[Saved data entries]:
================================

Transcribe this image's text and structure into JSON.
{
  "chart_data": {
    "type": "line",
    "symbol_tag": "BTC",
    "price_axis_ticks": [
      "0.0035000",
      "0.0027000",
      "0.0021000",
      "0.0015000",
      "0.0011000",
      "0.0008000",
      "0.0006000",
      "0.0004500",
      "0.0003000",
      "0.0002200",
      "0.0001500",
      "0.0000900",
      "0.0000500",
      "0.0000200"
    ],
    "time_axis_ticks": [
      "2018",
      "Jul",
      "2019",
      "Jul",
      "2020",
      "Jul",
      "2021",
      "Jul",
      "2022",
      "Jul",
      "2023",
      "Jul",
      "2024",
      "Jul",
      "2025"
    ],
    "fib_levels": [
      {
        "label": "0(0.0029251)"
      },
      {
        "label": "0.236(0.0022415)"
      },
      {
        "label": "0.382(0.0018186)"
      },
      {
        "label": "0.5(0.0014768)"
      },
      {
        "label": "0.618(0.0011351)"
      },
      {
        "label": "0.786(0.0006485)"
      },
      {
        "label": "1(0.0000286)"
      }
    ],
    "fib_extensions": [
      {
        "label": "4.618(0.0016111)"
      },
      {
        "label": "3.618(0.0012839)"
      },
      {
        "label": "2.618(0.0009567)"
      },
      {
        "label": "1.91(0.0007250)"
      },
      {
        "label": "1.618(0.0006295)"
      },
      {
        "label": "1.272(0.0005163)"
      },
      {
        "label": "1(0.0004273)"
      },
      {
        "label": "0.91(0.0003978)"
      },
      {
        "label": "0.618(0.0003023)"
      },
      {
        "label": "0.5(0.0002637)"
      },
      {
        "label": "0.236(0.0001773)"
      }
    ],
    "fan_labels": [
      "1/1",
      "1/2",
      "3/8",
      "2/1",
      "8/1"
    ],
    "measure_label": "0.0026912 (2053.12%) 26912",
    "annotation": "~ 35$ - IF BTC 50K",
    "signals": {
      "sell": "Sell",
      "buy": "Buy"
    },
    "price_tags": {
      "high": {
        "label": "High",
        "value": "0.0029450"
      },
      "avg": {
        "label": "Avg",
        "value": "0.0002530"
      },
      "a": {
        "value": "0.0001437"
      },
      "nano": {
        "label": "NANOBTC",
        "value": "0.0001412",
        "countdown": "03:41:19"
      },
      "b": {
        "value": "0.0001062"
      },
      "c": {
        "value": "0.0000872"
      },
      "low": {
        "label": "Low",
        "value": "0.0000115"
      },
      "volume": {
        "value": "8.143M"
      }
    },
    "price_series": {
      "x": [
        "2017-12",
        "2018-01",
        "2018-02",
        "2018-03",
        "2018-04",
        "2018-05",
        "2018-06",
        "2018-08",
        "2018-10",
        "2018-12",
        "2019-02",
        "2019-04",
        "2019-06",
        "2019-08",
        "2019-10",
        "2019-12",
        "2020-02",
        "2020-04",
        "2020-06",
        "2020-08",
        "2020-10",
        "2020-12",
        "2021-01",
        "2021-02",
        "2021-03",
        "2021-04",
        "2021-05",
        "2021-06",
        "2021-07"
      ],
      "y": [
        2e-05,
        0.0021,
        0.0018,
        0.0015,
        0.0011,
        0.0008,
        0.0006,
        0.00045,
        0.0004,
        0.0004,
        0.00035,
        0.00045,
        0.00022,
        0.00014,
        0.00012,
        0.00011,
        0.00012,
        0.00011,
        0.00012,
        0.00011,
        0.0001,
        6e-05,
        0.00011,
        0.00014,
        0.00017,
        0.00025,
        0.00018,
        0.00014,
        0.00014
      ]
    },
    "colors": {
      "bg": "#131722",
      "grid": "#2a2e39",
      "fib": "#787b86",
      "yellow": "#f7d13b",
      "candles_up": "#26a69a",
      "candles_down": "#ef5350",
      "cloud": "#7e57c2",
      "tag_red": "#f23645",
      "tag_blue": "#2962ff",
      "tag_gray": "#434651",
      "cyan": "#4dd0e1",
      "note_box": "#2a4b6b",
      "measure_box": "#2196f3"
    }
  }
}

================================

[Exercise]:
Extract, from the material above, each line holding the word "value".

[Correct output]:
        "value": "0.0029450"
        "value": "0.0002530"
        "value": "0.0001437"
        "value": "0.0001412",
        "value": "0.0001062"
        "value": "0.0000872"
        "value": "0.0000115"
        "value": "8.143M"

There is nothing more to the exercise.